DATASET CONTENT:
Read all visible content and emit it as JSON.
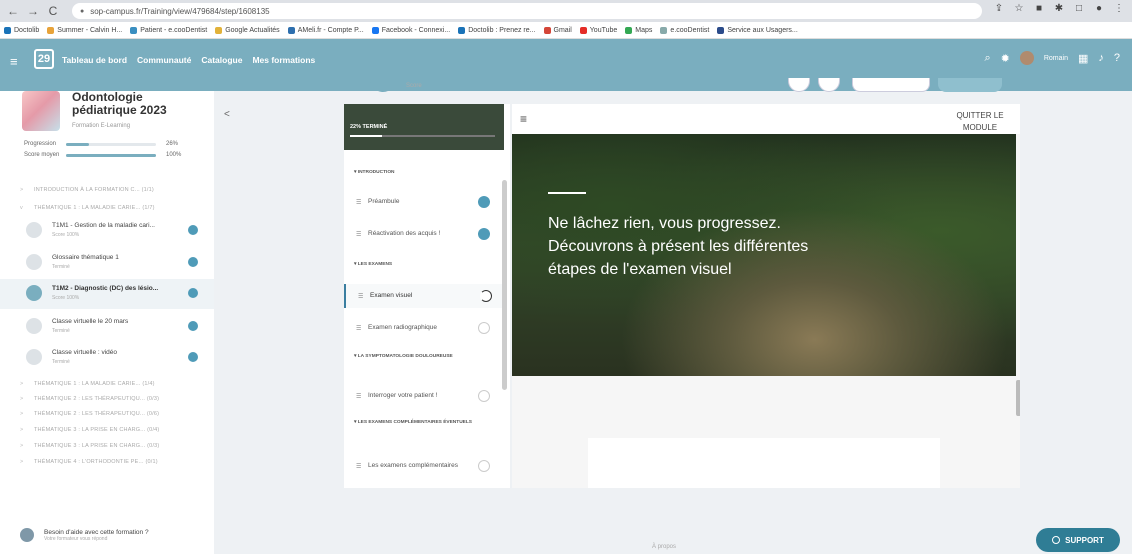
{
  "browser": {
    "url": "sop-campus.fr/Training/view/479684/step/1608135",
    "bookmarks": [
      "Doctolib",
      "Summer - Calvin H...",
      "Patient - e.cooDentist",
      "Google Actualités",
      "AMeli.fr - Compte P...",
      "Facebook - Connexi...",
      "Doctolib : Prenez re...",
      "Gmail",
      "YouTube",
      "Maps",
      "e.cooDentist",
      "Service aux Usagers..."
    ]
  },
  "header": {
    "nav": [
      "Tableau de bord",
      "Communauté",
      "Catalogue",
      "Mes formations"
    ],
    "user": "Romain"
  },
  "course": {
    "title": "Odontologie pédiatrique 2023",
    "subtitle": "Formation E-Learning",
    "progression_label": "Progression",
    "progression_value": "26%",
    "progression": 26,
    "score_label": "Score moyen",
    "score_value": "100%",
    "score": 100
  },
  "tree": [
    {
      "chev": ">",
      "label": "INTRODUCTION À LA FORMATION C...  (1/1)"
    },
    {
      "chev": "v",
      "label": "THÉMATIQUE 1 : LA MALADIE CARIE...  (1/7)"
    },
    {
      "chev": ">",
      "label": "THÉMATIQUE 1 : LA MALADIE CARIE...  (1/4)"
    },
    {
      "chev": ">",
      "label": "THÉMATIQUE 2 : LES THÉRAPEUTIQU...  (0/3)"
    },
    {
      "chev": ">",
      "label": "THÉMATIQUE 2 : LES THÉRAPEUTIQU...  (0/6)"
    },
    {
      "chev": ">",
      "label": "THÉMATIQUE 3 : LA PRISE EN CHARG...  (0/4)"
    },
    {
      "chev": ">",
      "label": "THÉMATIQUE 3 : LA PRISE EN CHARG...  (0/3)"
    },
    {
      "chev": ">",
      "label": "THÉMATIQUE 4 : L'ORTHODONTIE PE...  (0/1)"
    }
  ],
  "sub_items": [
    {
      "title": "T1M1 - Gestion de la maladie cari...",
      "status": "Score 100%"
    },
    {
      "title": "Glossaire thématique 1",
      "status": "Terminé"
    },
    {
      "title": "T1M2 - Diagnostic (DC) des lésio...",
      "status": "Score 100%"
    },
    {
      "title": "Classe virtuelle le 20 mars",
      "status": "Terminé"
    },
    {
      "title": "Classe virtuelle : vidéo",
      "status": "Terminé"
    }
  ],
  "help": {
    "title": "Besoin d'aide avec cette formation ?",
    "subtitle": "Votre formateur vous répond"
  },
  "score_label": "Score",
  "module": {
    "progress_label": "22% TERMINÉ",
    "progress": 22,
    "sections": [
      "INTRODUCTION",
      "LES EXAMENS",
      "LA SYMPTOMATOLOGIE DOULOUREUSE",
      "LES EXAMENS COMPLÉMENTAIRES ÉVENTUELS"
    ],
    "lessons": [
      "Préambule",
      "Réactivation des acquis !",
      "Examen visuel",
      "Examen radiographique",
      "Interroger votre patient !",
      "Les examens complémentaires"
    ]
  },
  "content": {
    "quit": "QUITTER LE MODULE",
    "hero_text": "Ne lâchez rien, vous progressez. Découvrons à présent les différentes étapes de l'examen visuel"
  },
  "footer": "À propos",
  "support": "SUPPORT"
}
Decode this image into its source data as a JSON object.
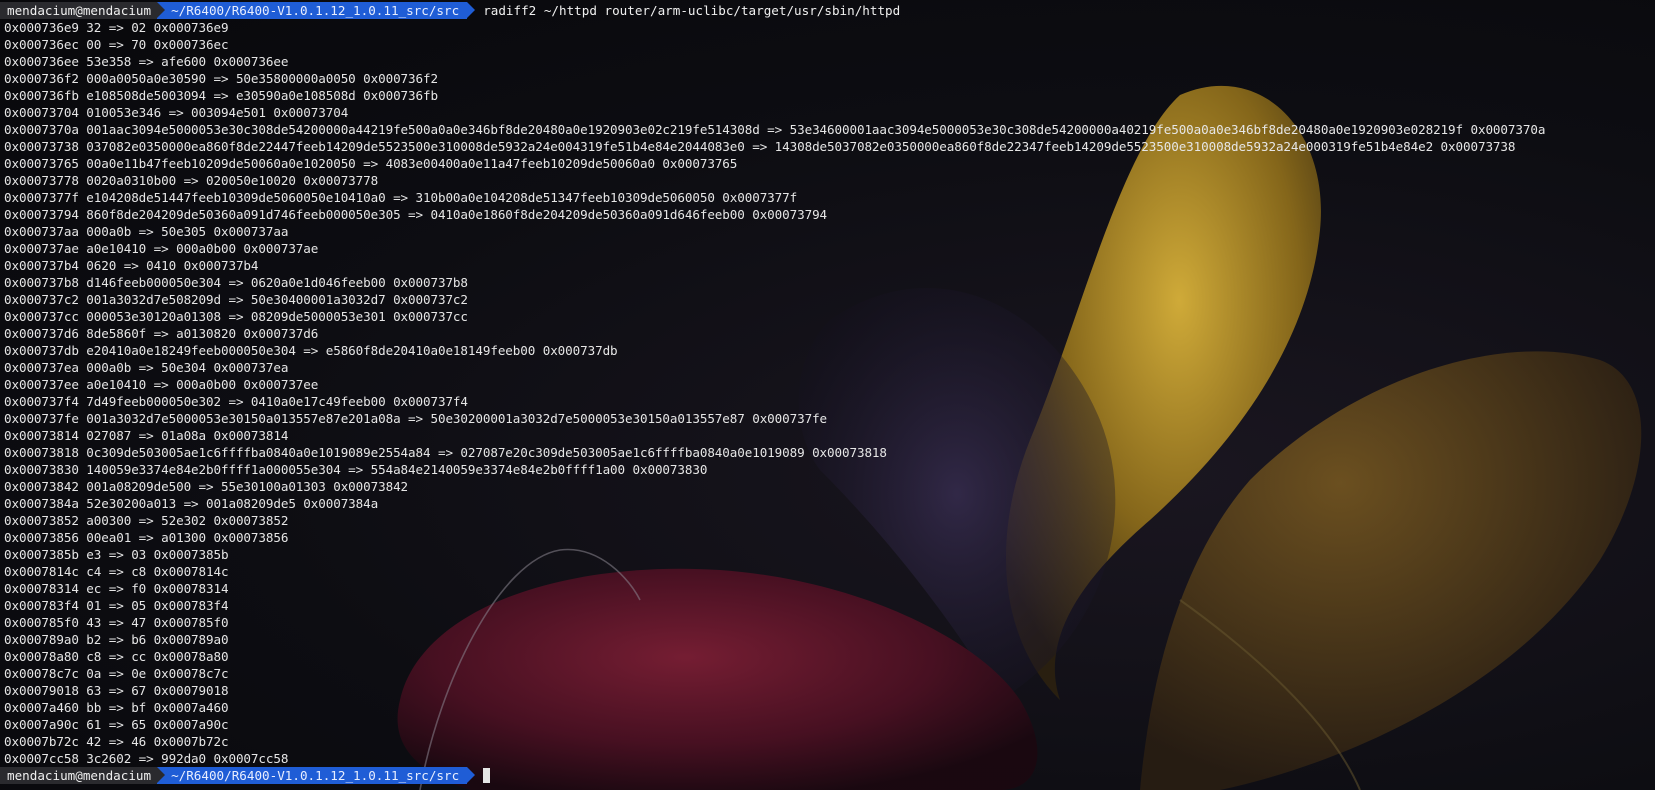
{
  "prompt": {
    "user_host": "mendacium@mendacium",
    "path": "~/R6400/R6400-V1.0.1.12_1.0.11_src/src",
    "command": "radiff2 ~/httpd router/arm-uclibc/target/usr/sbin/httpd"
  },
  "output_lines": [
    "0x000736e9 32 => 02 0x000736e9",
    "0x000736ec 00 => 70 0x000736ec",
    "0x000736ee 53e358 => afe600 0x000736ee",
    "0x000736f2 000a0050a0e30590 => 50e35800000a0050 0x000736f2",
    "0x000736fb e108508de5003094 => e30590a0e108508d 0x000736fb",
    "0x00073704 010053e346 => 003094e501 0x00073704",
    "0x0007370a 001aac3094e5000053e30c308de54200000a44219fe500a0a0e346bf8de20480a0e1920903e02c219fe514308d => 53e34600001aac3094e5000053e30c308de54200000a40219fe500a0a0e346bf8de20480a0e1920903e028219f 0x0007370a",
    "0x00073738 037082e0350000ea860f8de22447feeb14209de5523500e310008de5932a24e004319fe51b4e84e2044083e0 => 14308de5037082e0350000ea860f8de22347feeb14209de5523500e310008de5932a24e000319fe51b4e84e2 0x00073738",
    "0x00073765 00a0e11b47feeb10209de50060a0e1020050 => 4083e00400a0e11a47feeb10209de50060a0 0x00073765",
    "0x00073778 0020a0310b00 => 020050e10020 0x00073778",
    "0x0007377f e104208de51447feeb10309de5060050e10410a0 => 310b00a0e104208de51347feeb10309de5060050 0x0007377f",
    "0x00073794 860f8de204209de50360a091d746feeb000050e305 => 0410a0e1860f8de204209de50360a091d646feeb00 0x00073794",
    "0x000737aa 000a0b => 50e305 0x000737aa",
    "0x000737ae a0e10410 => 000a0b00 0x000737ae",
    "0x000737b4 0620 => 0410 0x000737b4",
    "0x000737b8 d146feeb000050e304 => 0620a0e1d046feeb00 0x000737b8",
    "0x000737c2 001a3032d7e508209d => 50e30400001a3032d7 0x000737c2",
    "0x000737cc 000053e30120a01308 => 08209de5000053e301 0x000737cc",
    "0x000737d6 8de5860f => a0130820 0x000737d6",
    "0x000737db e20410a0e18249feeb000050e304 => e5860f8de20410a0e18149feeb00 0x000737db",
    "0x000737ea 000a0b => 50e304 0x000737ea",
    "0x000737ee a0e10410 => 000a0b00 0x000737ee",
    "0x000737f4 7d49feeb000050e302 => 0410a0e17c49feeb00 0x000737f4",
    "0x000737fe 001a3032d7e5000053e30150a013557e87e201a08a => 50e30200001a3032d7e5000053e30150a013557e87 0x000737fe",
    "0x00073814 027087 => 01a08a 0x00073814",
    "0x00073818 0c309de503005ae1c6ffffba0840a0e1019089e2554a84 => 027087e20c309de503005ae1c6ffffba0840a0e1019089 0x00073818",
    "0x00073830 140059e3374e84e2b0ffff1a000055e304 => 554a84e2140059e3374e84e2b0ffff1a00 0x00073830",
    "0x00073842 001a08209de500 => 55e30100a01303 0x00073842",
    "0x0007384a 52e30200a013 => 001a08209de5 0x0007384a",
    "0x00073852 a00300 => 52e302 0x00073852",
    "0x00073856 00ea01 => a01300 0x00073856",
    "0x0007385b e3 => 03 0x0007385b",
    "0x0007814c c4 => c8 0x0007814c",
    "0x00078314 ec => f0 0x00078314",
    "0x000783f4 01 => 05 0x000783f4",
    "0x000785f0 43 => 47 0x000785f0",
    "0x000789a0 b2 => b6 0x000789a0",
    "0x00078a80 c8 => cc 0x00078a80",
    "0x00078c7c 0a => 0e 0x00078c7c",
    "0x00079018 63 => 67 0x00079018",
    "0x0007a460 bb => bf 0x0007a460",
    "0x0007a90c 61 => 65 0x0007a90c",
    "0x0007b72c 42 => 46 0x0007b72c",
    "0x0007cc58 3c2602 => 992da0 0x0007cc58"
  ],
  "colors": {
    "prompt_user_bg": "#2a2a2e",
    "prompt_path_bg": "#1f5dd6",
    "text": "#e6e6e6"
  }
}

TASK REQUIREMENTS: Go through the entries above and print each one exactly, minus the pictures.

RESULT:
Read all visible content and emit it as JSON.
{
  "browser": {
    "url": "sop-campus.fr/Training/view/479684/step/1608135",
    "bookmarks": [
      "Doctolib",
      "Summer - Calvin H...",
      "Patient - e.cooDentist",
      "Google Actualités",
      "AMeli.fr - Compte P...",
      "Facebook - Connexi...",
      "Doctolib : Prenez re...",
      "Gmail",
      "YouTube",
      "Maps",
      "e.cooDentist",
      "Service aux Usagers..."
    ]
  },
  "header": {
    "nav": [
      "Tableau de bord",
      "Communauté",
      "Catalogue",
      "Mes formations"
    ],
    "user": "Romain"
  },
  "course": {
    "title": "Odontologie pédiatrique 2023",
    "subtitle": "Formation E-Learning",
    "progression_label": "Progression",
    "progression_value": "26%",
    "progression": 26,
    "score_label": "Score moyen",
    "score_value": "100%",
    "score": 100
  },
  "tree": [
    {
      "chev": ">",
      "label": "INTRODUCTION À LA FORMATION C...  (1/1)"
    },
    {
      "chev": "v",
      "label": "THÉMATIQUE 1 : LA MALADIE CARIE...  (1/7)"
    },
    {
      "chev": ">",
      "label": "THÉMATIQUE 1 : LA MALADIE CARIE...  (1/4)"
    },
    {
      "chev": ">",
      "label": "THÉMATIQUE 2 : LES THÉRAPEUTIQU...  (0/3)"
    },
    {
      "chev": ">",
      "label": "THÉMATIQUE 2 : LES THÉRAPEUTIQU...  (0/6)"
    },
    {
      "chev": ">",
      "label": "THÉMATIQUE 3 : LA PRISE EN CHARG...  (0/4)"
    },
    {
      "chev": ">",
      "label": "THÉMATIQUE 3 : LA PRISE EN CHARG...  (0/3)"
    },
    {
      "chev": ">",
      "label": "THÉMATIQUE 4 : L'ORTHODONTIE PE...  (0/1)"
    }
  ],
  "sub_items": [
    {
      "title": "T1M1 - Gestion de la maladie cari...",
      "status": "Score 100%"
    },
    {
      "title": "Glossaire thématique 1",
      "status": "Terminé"
    },
    {
      "title": "T1M2 - Diagnostic (DC) des lésio...",
      "status": "Score 100%"
    },
    {
      "title": "Classe virtuelle le 20 mars",
      "status": "Terminé"
    },
    {
      "title": "Classe virtuelle : vidéo",
      "status": "Terminé"
    }
  ],
  "help": {
    "title": "Besoin d'aide avec cette formation ?",
    "subtitle": "Votre formateur vous répond"
  },
  "score_label": "Score",
  "module": {
    "progress_label": "22% TERMINÉ",
    "progress": 22,
    "sections": [
      "INTRODUCTION",
      "LES EXAMENS",
      "LA SYMPTOMATOLOGIE DOULOUREUSE",
      "LES EXAMENS COMPLÉMENTAIRES ÉVENTUELS"
    ],
    "lessons": [
      "Préambule",
      "Réactivation des acquis !",
      "Examen visuel",
      "Examen radiographique",
      "Interroger votre patient !",
      "Les examens complémentaires"
    ]
  },
  "content": {
    "quit": "QUITTER LE MODULE",
    "hero_text": "Ne lâchez rien, vous progressez. Découvrons à présent les différentes étapes de l'examen visuel"
  },
  "footer": "À propos",
  "support": "SUPPORT"
}
Decode this image into its source data as a JSON object.
{
  "prompt": {
    "user_host": "mendacium@mendacium",
    "path": "~/R6400/R6400-V1.0.1.12_1.0.11_src/src",
    "command": "radiff2 ~/httpd router/arm-uclibc/target/usr/sbin/httpd"
  },
  "output_lines": [
    "0x000736e9 32 => 02 0x000736e9",
    "0x000736ec 00 => 70 0x000736ec",
    "0x000736ee 53e358 => afe600 0x000736ee",
    "0x000736f2 000a0050a0e30590 => 50e35800000a0050 0x000736f2",
    "0x000736fb e108508de5003094 => e30590a0e108508d 0x000736fb",
    "0x00073704 010053e346 => 003094e501 0x00073704",
    "0x0007370a 001aac3094e5000053e30c308de54200000a44219fe500a0a0e346bf8de20480a0e1920903e02c219fe514308d => 53e34600001aac3094e5000053e30c308de54200000a40219fe500a0a0e346bf8de20480a0e1920903e028219f 0x0007370a",
    "0x00073738 037082e0350000ea860f8de22447feeb14209de5523500e310008de5932a24e004319fe51b4e84e2044083e0 => 14308de5037082e0350000ea860f8de22347feeb14209de5523500e310008de5932a24e000319fe51b4e84e2 0x00073738",
    "0x00073765 00a0e11b47feeb10209de50060a0e1020050 => 4083e00400a0e11a47feeb10209de50060a0 0x00073765",
    "0x00073778 0020a0310b00 => 020050e10020 0x00073778",
    "0x0007377f e104208de51447feeb10309de5060050e10410a0 => 310b00a0e104208de51347feeb10309de5060050 0x0007377f",
    "0x00073794 860f8de204209de50360a091d746feeb000050e305 => 0410a0e1860f8de204209de50360a091d646feeb00 0x00073794",
    "0x000737aa 000a0b => 50e305 0x000737aa",
    "0x000737ae a0e10410 => 000a0b00 0x000737ae",
    "0x000737b4 0620 => 0410 0x000737b4",
    "0x000737b8 d146feeb000050e304 => 0620a0e1d046feeb00 0x000737b8",
    "0x000737c2 001a3032d7e508209d => 50e30400001a3032d7 0x000737c2",
    "0x000737cc 000053e30120a01308 => 08209de5000053e301 0x000737cc",
    "0x000737d6 8de5860f => a0130820 0x000737d6",
    "0x000737db e20410a0e18249feeb000050e304 => e5860f8de20410a0e18149feeb00 0x000737db",
    "0x000737ea 000a0b => 50e304 0x000737ea",
    "0x000737ee a0e10410 => 000a0b00 0x000737ee",
    "0x000737f4 7d49feeb000050e302 => 0410a0e17c49feeb00 0x000737f4",
    "0x000737fe 001a3032d7e5000053e30150a013557e87e201a08a => 50e30200001a3032d7e5000053e30150a013557e87 0x000737fe",
    "0x00073814 027087 => 01a08a 0x00073814",
    "0x00073818 0c309de503005ae1c6ffffba0840a0e1019089e2554a84 => 027087e20c309de503005ae1c6ffffba0840a0e1019089 0x00073818",
    "0x00073830 140059e3374e84e2b0ffff1a000055e304 => 554a84e2140059e3374e84e2b0ffff1a00 0x00073830",
    "0x00073842 001a08209de500 => 55e30100a01303 0x00073842",
    "0x0007384a 52e30200a013 => 001a08209de5 0x0007384a",
    "0x00073852 a00300 => 52e302 0x00073852",
    "0x00073856 00ea01 => a01300 0x00073856",
    "0x0007385b e3 => 03 0x0007385b",
    "0x0007814c c4 => c8 0x0007814c",
    "0x00078314 ec => f0 0x00078314",
    "0x000783f4 01 => 05 0x000783f4",
    "0x000785f0 43 => 47 0x000785f0",
    "0x000789a0 b2 => b6 0x000789a0",
    "0x00078a80 c8 => cc 0x00078a80",
    "0x00078c7c 0a => 0e 0x00078c7c",
    "0x00079018 63 => 67 0x00079018",
    "0x0007a460 bb => bf 0x0007a460",
    "0x0007a90c 61 => 65 0x0007a90c",
    "0x0007b72c 42 => 46 0x0007b72c",
    "0x0007cc58 3c2602 => 992da0 0x0007cc58"
  ],
  "colors": {
    "prompt_user_bg": "#2a2a2e",
    "prompt_path_bg": "#1f5dd6",
    "text": "#e6e6e6"
  }
}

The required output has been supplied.